Task —
Wherever "this" appears in a line, copy that line.

Information shown —
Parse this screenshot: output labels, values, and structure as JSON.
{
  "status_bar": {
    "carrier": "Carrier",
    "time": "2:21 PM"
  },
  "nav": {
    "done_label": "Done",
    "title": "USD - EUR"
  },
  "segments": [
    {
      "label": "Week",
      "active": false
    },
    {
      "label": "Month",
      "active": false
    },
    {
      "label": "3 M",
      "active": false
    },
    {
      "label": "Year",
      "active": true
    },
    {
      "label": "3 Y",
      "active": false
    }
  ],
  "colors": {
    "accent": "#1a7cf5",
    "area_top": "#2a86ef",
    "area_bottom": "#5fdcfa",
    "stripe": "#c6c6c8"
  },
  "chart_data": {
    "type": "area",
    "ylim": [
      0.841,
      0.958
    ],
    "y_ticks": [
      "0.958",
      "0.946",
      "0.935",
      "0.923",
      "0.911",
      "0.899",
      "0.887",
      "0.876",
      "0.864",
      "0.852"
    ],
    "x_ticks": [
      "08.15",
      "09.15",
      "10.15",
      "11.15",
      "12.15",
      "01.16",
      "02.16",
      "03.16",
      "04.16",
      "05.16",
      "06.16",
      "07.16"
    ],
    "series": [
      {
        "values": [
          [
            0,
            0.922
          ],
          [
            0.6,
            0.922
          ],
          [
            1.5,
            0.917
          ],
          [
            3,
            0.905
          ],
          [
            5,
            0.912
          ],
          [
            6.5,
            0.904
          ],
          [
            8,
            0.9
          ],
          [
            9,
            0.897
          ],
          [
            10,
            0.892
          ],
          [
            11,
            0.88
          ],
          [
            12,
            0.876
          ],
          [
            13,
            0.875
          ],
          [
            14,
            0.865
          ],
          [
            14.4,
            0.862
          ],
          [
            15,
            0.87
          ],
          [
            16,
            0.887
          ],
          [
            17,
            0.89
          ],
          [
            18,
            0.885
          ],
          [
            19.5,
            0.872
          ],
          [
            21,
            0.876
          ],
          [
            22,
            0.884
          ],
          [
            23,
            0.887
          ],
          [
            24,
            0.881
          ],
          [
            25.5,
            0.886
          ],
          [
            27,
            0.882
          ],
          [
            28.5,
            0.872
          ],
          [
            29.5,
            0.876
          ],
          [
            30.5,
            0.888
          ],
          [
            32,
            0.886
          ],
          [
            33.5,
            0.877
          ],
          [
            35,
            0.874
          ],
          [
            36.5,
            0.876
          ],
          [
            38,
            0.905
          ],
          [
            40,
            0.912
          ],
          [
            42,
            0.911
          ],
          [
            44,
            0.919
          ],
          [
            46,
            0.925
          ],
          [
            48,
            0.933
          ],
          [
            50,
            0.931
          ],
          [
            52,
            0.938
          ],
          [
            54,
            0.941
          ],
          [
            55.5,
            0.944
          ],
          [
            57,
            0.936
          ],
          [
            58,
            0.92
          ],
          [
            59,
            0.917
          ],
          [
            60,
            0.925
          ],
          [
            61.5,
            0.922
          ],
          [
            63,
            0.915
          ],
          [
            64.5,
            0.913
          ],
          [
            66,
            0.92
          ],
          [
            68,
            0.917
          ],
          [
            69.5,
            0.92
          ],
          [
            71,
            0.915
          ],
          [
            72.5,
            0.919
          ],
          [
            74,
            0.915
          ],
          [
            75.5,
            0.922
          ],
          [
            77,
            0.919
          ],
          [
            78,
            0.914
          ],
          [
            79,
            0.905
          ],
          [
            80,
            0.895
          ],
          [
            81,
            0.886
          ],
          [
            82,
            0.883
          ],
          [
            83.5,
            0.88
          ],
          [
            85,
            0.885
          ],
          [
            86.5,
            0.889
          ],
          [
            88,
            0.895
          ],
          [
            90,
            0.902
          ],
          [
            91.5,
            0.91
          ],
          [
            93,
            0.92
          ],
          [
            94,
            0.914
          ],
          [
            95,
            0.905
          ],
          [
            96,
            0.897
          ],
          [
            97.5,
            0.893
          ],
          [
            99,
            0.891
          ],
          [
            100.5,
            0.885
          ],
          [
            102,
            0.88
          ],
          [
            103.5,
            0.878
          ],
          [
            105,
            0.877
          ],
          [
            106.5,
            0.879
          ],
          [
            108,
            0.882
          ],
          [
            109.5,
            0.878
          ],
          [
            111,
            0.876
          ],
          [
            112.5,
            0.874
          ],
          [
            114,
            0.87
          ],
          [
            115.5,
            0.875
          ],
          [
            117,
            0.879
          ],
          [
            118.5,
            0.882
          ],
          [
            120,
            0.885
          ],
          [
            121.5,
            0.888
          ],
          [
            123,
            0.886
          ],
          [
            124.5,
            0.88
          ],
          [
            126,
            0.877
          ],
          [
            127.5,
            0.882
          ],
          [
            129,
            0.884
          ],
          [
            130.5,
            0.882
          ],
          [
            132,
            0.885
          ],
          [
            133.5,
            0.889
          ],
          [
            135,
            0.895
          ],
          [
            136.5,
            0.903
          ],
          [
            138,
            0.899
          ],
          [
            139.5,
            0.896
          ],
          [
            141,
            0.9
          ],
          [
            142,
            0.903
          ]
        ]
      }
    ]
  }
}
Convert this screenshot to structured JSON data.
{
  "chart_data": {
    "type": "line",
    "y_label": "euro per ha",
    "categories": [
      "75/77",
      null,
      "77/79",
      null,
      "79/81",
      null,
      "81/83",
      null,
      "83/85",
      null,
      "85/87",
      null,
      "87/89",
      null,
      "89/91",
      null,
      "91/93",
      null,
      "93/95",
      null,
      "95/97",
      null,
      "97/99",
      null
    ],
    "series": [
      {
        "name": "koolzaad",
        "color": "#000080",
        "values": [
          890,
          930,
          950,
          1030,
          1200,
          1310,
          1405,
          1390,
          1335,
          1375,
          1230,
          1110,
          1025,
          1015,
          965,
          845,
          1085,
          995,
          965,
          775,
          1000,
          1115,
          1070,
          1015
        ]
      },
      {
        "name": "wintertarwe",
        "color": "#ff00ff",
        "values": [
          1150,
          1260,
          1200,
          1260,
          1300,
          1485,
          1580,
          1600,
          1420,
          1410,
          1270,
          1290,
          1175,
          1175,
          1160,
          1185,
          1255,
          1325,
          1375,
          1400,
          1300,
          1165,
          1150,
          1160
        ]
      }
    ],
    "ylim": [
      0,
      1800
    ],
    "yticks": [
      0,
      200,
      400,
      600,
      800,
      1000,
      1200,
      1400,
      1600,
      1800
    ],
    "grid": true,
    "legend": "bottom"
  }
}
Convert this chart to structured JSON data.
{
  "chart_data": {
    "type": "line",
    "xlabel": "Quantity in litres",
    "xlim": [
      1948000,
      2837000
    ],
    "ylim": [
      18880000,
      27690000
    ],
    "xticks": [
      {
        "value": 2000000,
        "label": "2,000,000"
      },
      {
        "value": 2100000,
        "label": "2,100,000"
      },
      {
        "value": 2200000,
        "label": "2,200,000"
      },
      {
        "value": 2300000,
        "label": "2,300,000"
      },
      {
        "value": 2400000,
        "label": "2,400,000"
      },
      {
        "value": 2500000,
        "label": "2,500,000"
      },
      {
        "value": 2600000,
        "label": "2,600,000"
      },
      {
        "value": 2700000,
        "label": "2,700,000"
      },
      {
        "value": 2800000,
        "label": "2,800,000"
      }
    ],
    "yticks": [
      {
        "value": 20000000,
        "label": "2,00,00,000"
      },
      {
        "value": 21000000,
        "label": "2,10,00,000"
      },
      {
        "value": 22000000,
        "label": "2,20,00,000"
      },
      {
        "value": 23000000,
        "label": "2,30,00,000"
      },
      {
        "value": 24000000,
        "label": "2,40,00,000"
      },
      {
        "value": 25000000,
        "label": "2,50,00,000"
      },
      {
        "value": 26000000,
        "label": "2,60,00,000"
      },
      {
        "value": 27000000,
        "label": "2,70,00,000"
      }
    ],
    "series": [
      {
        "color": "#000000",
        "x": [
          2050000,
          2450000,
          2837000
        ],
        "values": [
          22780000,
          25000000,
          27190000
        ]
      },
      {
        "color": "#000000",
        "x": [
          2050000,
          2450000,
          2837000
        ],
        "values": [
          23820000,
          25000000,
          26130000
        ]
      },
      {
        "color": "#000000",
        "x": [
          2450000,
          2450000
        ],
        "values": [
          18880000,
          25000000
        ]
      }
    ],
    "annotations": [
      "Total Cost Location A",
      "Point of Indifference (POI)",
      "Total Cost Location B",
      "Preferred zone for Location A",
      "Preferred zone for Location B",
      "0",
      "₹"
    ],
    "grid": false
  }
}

Result —
Parse this screenshot: output labels, values, and structure as JSON.
Convert this screenshot to structured JSON data.
Convert this chart to structured JSON data.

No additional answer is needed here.